:: Do this ::
Please quote the material exactly, every line of it.

:: Raw records ::
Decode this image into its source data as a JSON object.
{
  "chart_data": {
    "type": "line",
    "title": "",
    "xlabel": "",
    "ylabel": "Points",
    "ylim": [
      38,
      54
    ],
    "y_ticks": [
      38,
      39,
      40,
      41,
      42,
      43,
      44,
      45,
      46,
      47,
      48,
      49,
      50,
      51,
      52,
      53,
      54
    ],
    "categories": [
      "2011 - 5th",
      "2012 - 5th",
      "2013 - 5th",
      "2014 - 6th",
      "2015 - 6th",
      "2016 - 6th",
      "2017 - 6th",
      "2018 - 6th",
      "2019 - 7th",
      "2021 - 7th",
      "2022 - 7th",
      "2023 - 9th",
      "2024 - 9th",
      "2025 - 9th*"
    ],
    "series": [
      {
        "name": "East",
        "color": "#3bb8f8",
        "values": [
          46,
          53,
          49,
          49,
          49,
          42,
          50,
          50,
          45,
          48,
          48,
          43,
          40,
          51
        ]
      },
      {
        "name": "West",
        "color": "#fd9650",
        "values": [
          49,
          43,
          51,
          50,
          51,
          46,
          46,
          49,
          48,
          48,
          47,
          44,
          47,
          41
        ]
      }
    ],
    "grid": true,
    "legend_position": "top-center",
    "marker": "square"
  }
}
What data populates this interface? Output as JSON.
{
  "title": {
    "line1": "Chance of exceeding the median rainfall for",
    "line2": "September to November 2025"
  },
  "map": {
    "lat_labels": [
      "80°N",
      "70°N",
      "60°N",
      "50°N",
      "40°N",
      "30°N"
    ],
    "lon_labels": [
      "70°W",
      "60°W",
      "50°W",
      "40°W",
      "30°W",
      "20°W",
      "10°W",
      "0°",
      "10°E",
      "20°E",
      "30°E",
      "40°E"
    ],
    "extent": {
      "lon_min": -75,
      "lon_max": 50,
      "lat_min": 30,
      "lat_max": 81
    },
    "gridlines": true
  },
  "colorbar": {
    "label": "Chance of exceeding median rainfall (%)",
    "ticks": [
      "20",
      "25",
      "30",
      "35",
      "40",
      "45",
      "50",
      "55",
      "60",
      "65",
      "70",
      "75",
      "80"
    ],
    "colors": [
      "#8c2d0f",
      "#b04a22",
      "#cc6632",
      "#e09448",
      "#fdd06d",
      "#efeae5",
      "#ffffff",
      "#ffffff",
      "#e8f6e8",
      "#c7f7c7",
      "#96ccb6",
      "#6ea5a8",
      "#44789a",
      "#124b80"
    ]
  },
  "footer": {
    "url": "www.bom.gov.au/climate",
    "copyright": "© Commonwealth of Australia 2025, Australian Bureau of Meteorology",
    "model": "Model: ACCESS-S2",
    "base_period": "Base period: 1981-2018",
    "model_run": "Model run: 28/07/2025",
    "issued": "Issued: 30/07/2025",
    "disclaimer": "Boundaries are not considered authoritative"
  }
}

:: Solved problem ::
Decode this image into its source data as a JSON object.
{
  "chart_data": {
    "type": "line",
    "title": "",
    "xlabel": "",
    "ylabel": "Points",
    "ylim": [
      38,
      54
    ],
    "y_ticks": [
      38,
      39,
      40,
      41,
      42,
      43,
      44,
      45,
      46,
      47,
      48,
      49,
      50,
      51,
      52,
      53,
      54
    ],
    "categories": [
      "2011 - 5th",
      "2012 - 5th",
      "2013 - 5th",
      "2014 - 6th",
      "2015 - 6th",
      "2016 - 6th",
      "2017 - 6th",
      "2018 - 6th",
      "2019 - 7th",
      "2021 - 7th",
      "2022 - 7th",
      "2023 - 9th",
      "2024 - 9th",
      "2025 - 9th*"
    ],
    "series": [
      {
        "name": "East",
        "color": "#3bb8f8",
        "values": [
          46,
          53,
          49,
          49,
          49,
          42,
          50,
          50,
          45,
          48,
          48,
          43,
          40,
          51
        ]
      },
      {
        "name": "West",
        "color": "#fd9650",
        "values": [
          49,
          43,
          51,
          50,
          51,
          46,
          46,
          49,
          48,
          48,
          47,
          44,
          47,
          41
        ]
      }
    ],
    "grid": true,
    "legend_position": "top-center",
    "marker": "square"
  }
}
What data populates this interface? Output as JSON.
{
  "title": {
    "line1": "Chance of exceeding the median rainfall for",
    "line2": "September to November 2025"
  },
  "map": {
    "lat_labels": [
      "80°N",
      "70°N",
      "60°N",
      "50°N",
      "40°N",
      "30°N"
    ],
    "lon_labels": [
      "70°W",
      "60°W",
      "50°W",
      "40°W",
      "30°W",
      "20°W",
      "10°W",
      "0°",
      "10°E",
      "20°E",
      "30°E",
      "40°E"
    ],
    "extent": {
      "lon_min": -75,
      "lon_max": 50,
      "lat_min": 30,
      "lat_max": 81
    },
    "gridlines": true
  },
  "colorbar": {
    "label": "Chance of exceeding median rainfall (%)",
    "ticks": [
      "20",
      "25",
      "30",
      "35",
      "40",
      "45",
      "50",
      "55",
      "60",
      "65",
      "70",
      "75",
      "80"
    ],
    "colors": [
      "#8c2d0f",
      "#b04a22",
      "#cc6632",
      "#e09448",
      "#fdd06d",
      "#efeae5",
      "#ffffff",
      "#ffffff",
      "#e8f6e8",
      "#c7f7c7",
      "#96ccb6",
      "#6ea5a8",
      "#44789a",
      "#124b80"
    ]
  },
  "footer": {
    "url": "www.bom.gov.au/climate",
    "copyright": "© Commonwealth of Australia 2025, Australian Bureau of Meteorology",
    "model": "Model: ACCESS-S2",
    "base_period": "Base period: 1981-2018",
    "model_run": "Model run: 28/07/2025",
    "issued": "Issued: 30/07/2025",
    "disclaimer": "Boundaries are not considered authoritative"
  }
}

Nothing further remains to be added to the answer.